### Required action
State the number of lines in the records underneath where the word "text" turns up, and say nothing else.

Exercise data: Begin

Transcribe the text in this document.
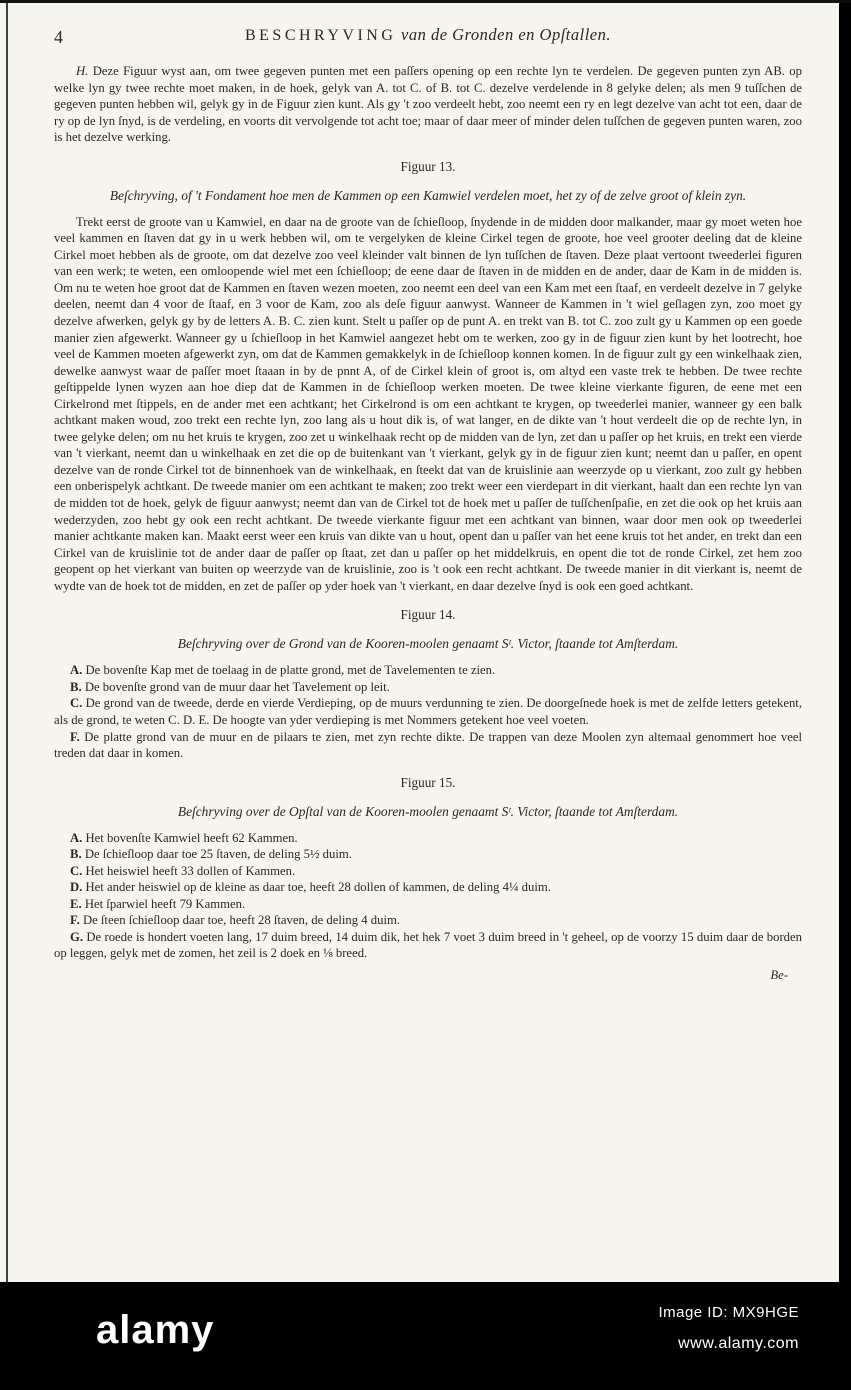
4	BESCHRYVING van de Gronden en Opſtallen.

H. Deze Figuur wyst aan, om twee gegeven punten met een paſſers opening op een rechte lyn te verdelen. De gegeven punten zyn AB. op welke lyn gy twee rechte moet maken, in de hoek, gelyk van A. tot C. of B. tot C. dezelve verdelende in 8 gelyke delen; als men 9 tuſſchen de gegeven punten hebben wil, gelyk gy in de Figuur zien kunt. Als gy 't zoo verdeelt hebt, zoo neemt een ry en legt dezelve van acht tot een, daar de ry op de lyn ſnyd, is de verdeling, en voorts dit vervolgende tot acht toe; maar of daar meer of minder delen tuſſchen de gegeven punten waren, zoo is het dezelve werking.

Figuur 13.
Beſchryving, of 't Fondament hoe men de Kammen op een Kamwiel verdelen moet, het zy of de zelve groot of klein zyn.

Trekt eerst de groote van u Kamwiel, en daar na de groote van de ſchieſloop, ſnydende in de midden door malkander, maar gy moet weten hoe veel kammen en ſtaven dat gy in u werk hebben wil, om te vergelyken de kleine Cirkel tegen de groote, hoe veel grooter deeling dat de kleine Cirkel moet hebben als de groote, om dat dezelve zoo veel kleinder valt binnen de lyn tuſſchen de ſtaven. Deze plaat vertoont tweederlei figuren van een werk; te weten, een omloopende wiel met een ſchieſloop; de eene daar de ſtaven in de midden en de ander, daar de Kam in de midden is. Om nu te weten hoe groot dat de Kammen en ſtaven wezen moeten, zoo neemt een deel van een Kam met een ſtaaf, en verdeelt dezelve in 7 gelyke deelen, neemt dan 4 voor de ſtaaf, en 3 voor de Kam, zoo als deſe figuur aanwyst. Wanneer de Kammen in 't wiel geſlagen zyn, zoo moet gy dezelve afwerken, gelyk gy by de letters A. B. C. zien kunt. Stelt u paſſer op de punt A. en trekt van B. tot C. zoo zult gy u Kammen op een goede manier zien afgewerkt. Wanneer gy u ſchieſloop in het Kamwiel aangezet hebt om te werken, zoo gy in de figuur zien kunt by het lootrecht, hoe veel de Kammen moeten afgewerkt zyn, om dat de Kammen gemakkelyk in de ſchieſloop konnen komen. In de figuur zult gy een winkelhaak zien, dewelke aanwyst waar de paſſer moet ſtaaan in by de pnnt A, of de Cirkel klein of groot is, om altyd een vaste trek te hebben. De twee rechte geſtippelde lynen wyzen aan hoe diep dat de Kammen in de ſchieſloop werken moeten. De twee kleine vierkante figuren, de eene met een Cirkelrond met ſtippels, en de ander met een achtkant; het Cirkelrond is om een achtkant te krygen, op tweederlei manier, wanneer gy een balk achtkant maken woud, zoo trekt een rechte lyn, zoo lang als u hout dik is, of wat langer, en de dikte van 't hout verdeelt die op de rechte lyn, in twee gelyke delen; om nu het kruis te krygen, zoo zet u winkelhaak recht op de midden van de lyn, zet dan u paſſer op het kruis, en trekt een vierde van 't vierkant, neemt dan u winkelhaak en zet die op de buitenkant van 't vierkant, gelyk gy in de figuur zien kunt; neemt dan u paſſer, en opent dezelve van de ronde Cirkel tot de binnenhoek van de winkelhaak, en ſteekt dat van de kruislinie aan weerzyde op u vierkant, zoo zult gy hebben een onberispelyk achtkant. De tweede manier om een achtkant te maken; zoo trekt weer een vierdepart in dit vierkant, haalt dan een rechte lyn van de midden tot de hoek, gelyk de figuur aanwyst; neemt dan van de Cirkel tot de hoek met u paſſer de tuſſchenſpaſie, en zet die ook op het kruis aan wederzyden, zoo hebt gy ook een recht achtkant. De tweede vierkante figuur met een achtkant van binnen, waar door men ook op tweederlei manier achtkante maken kan. Maakt eerst weer een kruis van dikte van u hout, opent dan u paſſer van het eene kruis tot het ander, en trekt dan een Cirkel van de kruislinie tot de ander daar de paſſer op ſtaat, zet dan u paſſer op het middelkruis, en opent die tot de ronde Cirkel, zet hem zoo geopent op het vierkant van buiten op weerzyde van de kruislinie, zoo is 't ook een recht achtkant. De tweede manier in dit vierkant is, neemt de wydte van de hoek tot de midden, en zet de paſſer op yder hoek van 't vierkant, en daar dezelve ſnyd is ook een goed achtkant.

Figuur 14.
Beſchryving over de Grond van de Kooren-moolen genaamt Sᵗ. Victor, ſtaande tot Amſterdam.

A. De bovenſte Kap met de toelaag in de platte grond, met de Tavelementen te zien.

B. De bovenſte grond van de muur daar het Tavelement op leit.

C. De grond van de tweede, derde en vierde Verdieping, op de muurs verdunning te zien. De doorgeſnede hoek is met de zelfde letters getekent, als de grond, te weten C. D. E. De hoogte van yder verdieping is met Nommers getekent hoe veel voeten.

F. De platte grond van de muur en de pilaars te zien, met zyn rechte dikte. De trappen van deze Moolen zyn altemaal genommert hoe veel treden dat daar in komen.

Figuur 15.
Beſchryving over de Opſtal van de Kooren-moolen genaamt Sᵗ. Victor, ſtaande tot Amſterdam.

A. Het bovenſte Kamwiel heeft 62 Kammen.

B. De ſchieſloop daar toe 25 ſtaven, de deling 5½ duim.

C. Het heiswiel heeft 33 dollen of Kammen.

D. Het ander heiswiel op de kleine as daar toe, heeft 28 dollen of kammen, de deling 4¼ duim.

E. Het ſparwiel heeft 79 Kammen.

F. De ſteen ſchieſloop daar toe, heeft 28 ſtaven, de deling 4 duim.

G. De roede is hondert voeten lang, 17 duim breed, 14 duim dik, het hek 7 voet 3 duim breed in 't geheel, op de voorzy 15 duim daar de borden op leggen, gelyk met de zomen, het zeil is 2 doek en ⅛ breed.

Be-
alamy	Image ID: MX9HGE
www.alamy.com
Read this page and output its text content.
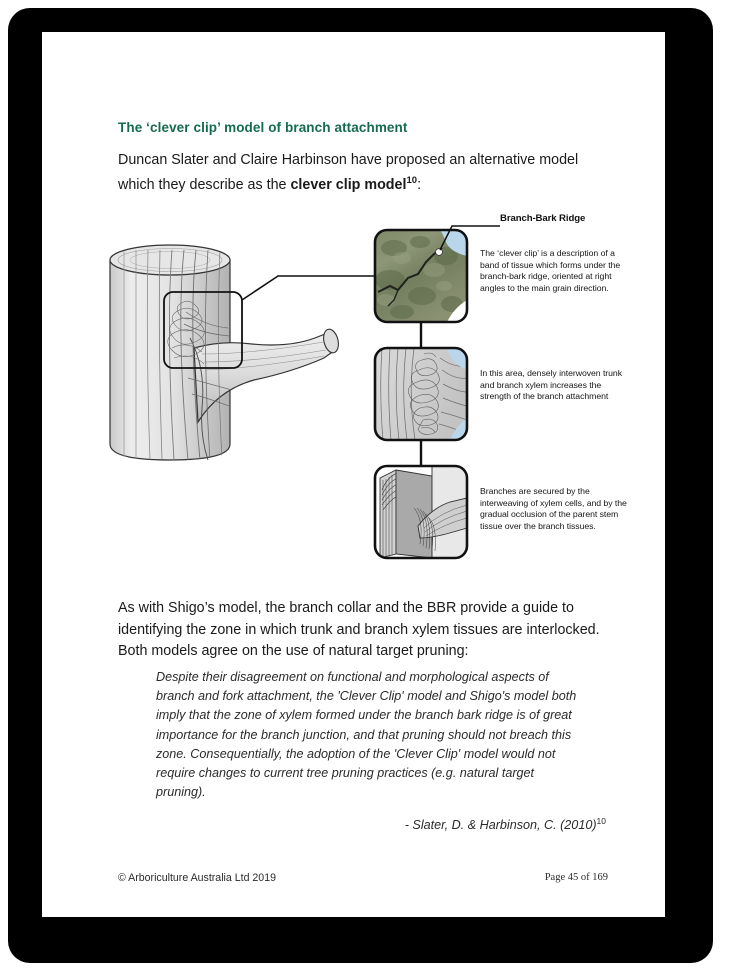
The ‘clever clip’ model of branch attachment
Duncan Slater and Claire Harbinson have proposed an alternative model which they describe as the clever clip model$^{10}$:
Branch-Bark Ridge
The ‘clever clip’ is a description of a band of tissue which forms under the branch-bark ridge, oriented at right angles to the main grain direction.
In this area, densely interwoven trunk and branch xylem increases the strength of the branch attachment
Branches are secured by the interweaving of xylem cells, and by the gradual occlusion of the parent stem tissue over the branch tissues.
As with Shigo’s model, the branch collar and the BBR provide a guide to identifying the zone in which trunk and branch xylem tissues are interlocked. Both models agree on the use of natural target pruning:
Despite their disagreement on functional and morphological aspects of branch and fork attachment, the 'Clever Clip' model and Shigo's model both imply that the zone of xylem formed under the branch bark ridge is of great importance for the branch junction, and that pruning should not breach this zone. Consequentially, the adoption of the 'Clever Clip' model would not require changes to current tree pruning practices (e.g. natural target pruning).
- Slater, D. & Harbinson, C. $(2010)^{10}$
© Arboriculture Australia Ltd 2019	Page 45 of 169
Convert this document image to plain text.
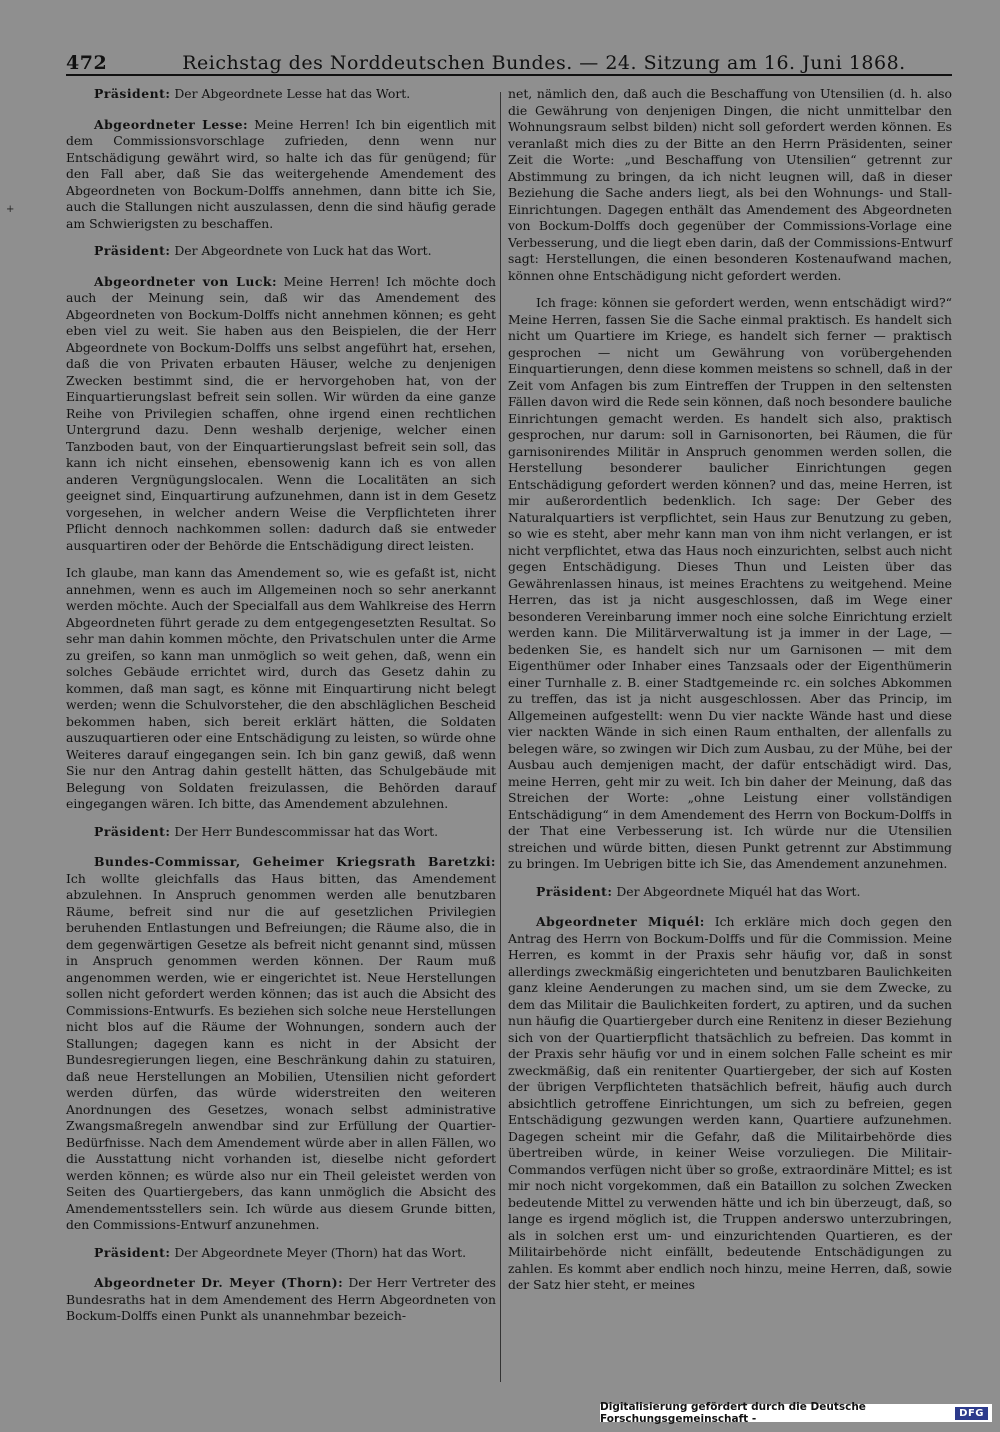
+
472	Reichstag des Norddeutschen Bundes. — 24. Sitzung am 16. Juni 1868.

Präsident: Der Abgeordnete Lesse hat das Wort.

Abgeordneter Lesse: Meine Herren! Ich bin eigentlich mit dem Commissionsvorschlage zufrieden, denn wenn nur Entschädigung gewährt wird, so halte ich das für genügend; für den Fall aber, daß Sie das weitergehende Amendement des Abgeordneten von Bockum-Dolffs annehmen, dann bitte ich Sie, auch die Stallungen nicht auszulassen, denn die sind häufig gerade am Schwierigsten zu beschaffen.

Präsident: Der Abgeordnete von Luck hat das Wort.

Abgeordneter von Luck: Meine Herren! Ich möchte doch auch der Meinung sein, daß wir das Amendement des Abgeordneten von Bockum-Dolffs nicht annehmen können; es geht eben viel zu weit. Sie haben aus den Beispielen, die der Herr Abgeordnete von Bockum-Dolffs uns selbst angeführt hat, ersehen, daß die von Privaten erbauten Häuser, welche zu denjenigen Zwecken bestimmt sind, die er hervorgehoben hat, von der Einquartierungslast befreit sein sollen. Wir würden da eine ganze Reihe von Privilegien schaffen, ohne irgend einen rechtlichen Untergrund dazu. Denn weshalb derjenige, welcher einen Tanzboden baut, von der Einquartierungslast befreit sein soll, das kann ich nicht einsehen, ebensowenig kann ich es von allen anderen Vergnügungslocalen. Wenn die Localitäten an sich geeignet sind, Einquartirung aufzunehmen, dann ist in dem Gesetz vorgesehen, in welcher andern Weise die Verpflichteten ihrer Pflicht dennoch nachkommen sollen: dadurch daß sie entweder ausquartiren oder der Behörde die Entschädigung direct leisten.

Ich glaube, man kann das Amendement so, wie es gefaßt ist, nicht annehmen, wenn es auch im Allgemeinen noch so sehr anerkannt werden möchte. Auch der Specialfall aus dem Wahlkreise des Herrn Abgeordneten führt gerade zu dem entgegengesetzten Resultat. So sehr man dahin kommen möchte, den Privatschulen unter die Arme zu greifen, so kann man unmöglich so weit gehen, daß, wenn ein solches Gebäude errichtet wird, durch das Gesetz dahin zu kommen, daß man sagt, es könne mit Einquartirung nicht belegt werden; wenn die Schulvorsteher, die den abschläglichen Bescheid bekommen haben, sich bereit erklärt hätten, die Soldaten auszuquartieren oder eine Entschädigung zu leisten, so würde ohne Weiteres darauf eingegangen sein. Ich bin ganz gewiß, daß wenn Sie nur den Antrag dahin gestellt hätten, das Schulgebäude mit Belegung von Soldaten freizulassen, die Behörden darauf eingegangen wären. Ich bitte, das Amendement abzulehnen.

Präsident: Der Herr Bundescommissar hat das Wort.

Bundes-Commissar, Geheimer Kriegsrath Baretzki: Ich wollte gleichfalls das Haus bitten, das Amendement abzulehnen. In Anspruch genommen werden alle benutzbaren Räume, befreit sind nur die auf gesetzlichen Privilegien beruhenden Entlastungen und Befreiungen; die Räume also, die in dem gegenwärtigen Gesetze als befreit nicht genannt sind, müssen in Anspruch genommen werden können. Der Raum muß angenommen werden, wie er eingerichtet ist. Neue Herstellungen sollen nicht gefordert werden können; das ist auch die Absicht des Commissions-Entwurfs. Es beziehen sich solche neue Herstellungen nicht blos auf die Räume der Wohnungen, sondern auch der Stallungen; dagegen kann es nicht in der Absicht der Bundesregierungen liegen, eine Beschränkung dahin zu statuiren, daß neue Herstellungen an Mobilien, Utensilien nicht gefordert werden dürfen, das würde widerstreiten den weiteren Anordnungen des Gesetzes, wonach selbst administrative Zwangsmaßregeln anwendbar sind zur Erfüllung der Quartier-Bedürfnisse. Nach dem Amendement würde aber in allen Fällen, wo die Ausstattung nicht vorhanden ist, dieselbe nicht gefordert werden können; es würde also nur ein Theil geleistet werden von Seiten des Quartiergebers, das kann unmöglich die Absicht des Amendementsstellers sein. Ich würde aus diesem Grunde bitten, den Commissions-Entwurf anzunehmen.

Präsident: Der Abgeordnete Meyer (Thorn) hat das Wort.

Abgeordneter Dr. Meyer (Thorn): Der Herr Vertreter des Bundesraths hat in dem Amendement des Herrn Abgeordneten von Bockum-Dolffs einen Punkt als unannehmbar bezeich-

net, nämlich den, daß auch die Beschaffung von Utensilien (d. h. also die Gewährung von denjenigen Dingen, die nicht unmittelbar den Wohnungsraum selbst bilden) nicht soll gefordert werden können. Es veranlaßt mich dies zu der Bitte an den Herrn Präsidenten, seiner Zeit die Worte: „und Beschaffung von Utensilien“ getrennt zur Abstimmung zu bringen, da ich nicht leugnen will, daß in dieser Beziehung die Sache anders liegt, als bei den Wohnungs- und Stall-Einrichtungen. Dagegen enthält das Amendement des Abgeordneten von Bockum-Dolffs doch gegenüber der Commissions-Vorlage eine Verbesserung, und die liegt eben darin, daß der Commissions-Entwurf sagt: Herstellungen, die einen besonderen Kostenaufwand machen, können ohne Entschädigung nicht gefordert werden.

Ich frage: können sie gefordert werden, wenn entschädigt wird?“ Meine Herren, fassen Sie die Sache einmal praktisch. Es handelt sich nicht um Quartiere im Kriege, es handelt sich ferner — praktisch gesprochen — nicht um Gewährung von vorübergehenden Einquartierungen, denn diese kommen meistens so schnell, daß in der Zeit vom Anfagen bis zum Eintreffen der Truppen in den seltensten Fällen davon wird die Rede sein können, daß noch besondere bauliche Einrichtungen gemacht werden. Es handelt sich also, praktisch gesprochen, nur darum: soll in Garnisonorten, bei Räumen, die für garnisonirendes Militär in Anspruch genommen werden sollen, die Herstellung besonderer baulicher Einrichtungen gegen Entschädigung gefordert werden können? und das, meine Herren, ist mir außerordentlich bedenklich. Ich sage: Der Geber des Naturalquartiers ist verpflichtet, sein Haus zur Benutzung zu geben, so wie es steht, aber mehr kann man von ihm nicht verlangen, er ist nicht verpflichtet, etwa das Haus noch einzurichten, selbst auch nicht gegen Entschädigung. Dieses Thun und Leisten über das Gewährenlassen hinaus, ist meines Erachtens zu weitgehend. Meine Herren, das ist ja nicht ausgeschlossen, daß im Wege einer besonderen Vereinbarung immer noch eine solche Einrichtung erzielt werden kann. Die Militärverwaltung ist ja immer in der Lage, — bedenken Sie, es handelt sich nur um Garnisonen — mit dem Eigenthümer oder Inhaber eines Tanzsaals oder der Eigenthümerin einer Turnhalle z. B. einer Stadtgemeinde rc. ein solches Abkommen zu treffen, das ist ja nicht ausgeschlossen. Aber das Princip, im Allgemeinen aufgestellt: wenn Du vier nackte Wände hast und diese vier nackten Wände in sich einen Raum enthalten, der allenfalls zu belegen wäre, so zwingen wir Dich zum Ausbau, zu der Mühe, bei der Ausbau auch demjenigen macht, der dafür entschädigt wird. Das, meine Herren, geht mir zu weit. Ich bin daher der Meinung, daß das Streichen der Worte: „ohne Leistung einer vollständigen Entschädigung“ in dem Amendement des Herrn von Bockum-Dolffs in der That eine Verbesserung ist. Ich würde nur die Utensilien streichen und würde bitten, diesen Punkt getrennt zur Abstimmung zu bringen. Im Uebrigen bitte ich Sie, das Amendement anzunehmen.

Präsident: Der Abgeordnete Miquél hat das Wort.

Abgeordneter Miquél: Ich erkläre mich doch gegen den Antrag des Herrn von Bockum-Dolffs und für die Commission. Meine Herren, es kommt in der Praxis sehr häufig vor, daß in sonst allerdings zweckmäßig eingerichteten und benutzbaren Baulichkeiten ganz kleine Aenderungen zu machen sind, um sie dem Zwecke, zu dem das Militair die Baulichkeiten fordert, zu aptiren, und da suchen nun häufig die Quartiergeber durch eine Renitenz in dieser Beziehung sich von der Quartierpflicht thatsächlich zu befreien. Das kommt in der Praxis sehr häufig vor und in einem solchen Falle scheint es mir zweckmäßig, daß ein renitenter Quartiergeber, der sich auf Kosten der übrigen Verpflichteten thatsächlich befreit, häufig auch durch absichtlich getroffene Einrichtungen, um sich zu befreien, gegen Entschädigung gezwungen werden kann, Quartiere aufzunehmen. Dagegen scheint mir die Gefahr, daß die Militairbehörde dies übertreiben würde, in keiner Weise vorzuliegen. Die Militair-Commandos verfügen nicht über so große, extraordinäre Mittel; es ist mir noch nicht vorgekommen, daß ein Bataillon zu solchen Zwecken bedeutende Mittel zu verwenden hätte und ich bin überzeugt, daß, so lange es irgend möglich ist, die Truppen anderswo unterzubringen, als in solchen erst um- und einzurichtenden Quartieren, es der Militairbehörde nicht einfällt, bedeutende Entschädigungen zu zahlen. Es kommt aber endlich noch hinzu, meine Herren, daß, sowie der Satz hier steht, er meines

Digitalisierung gefördert durch die Deutsche Forschungsgemeinschaft -	DFG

Exercise data: End

### Answer for the task
3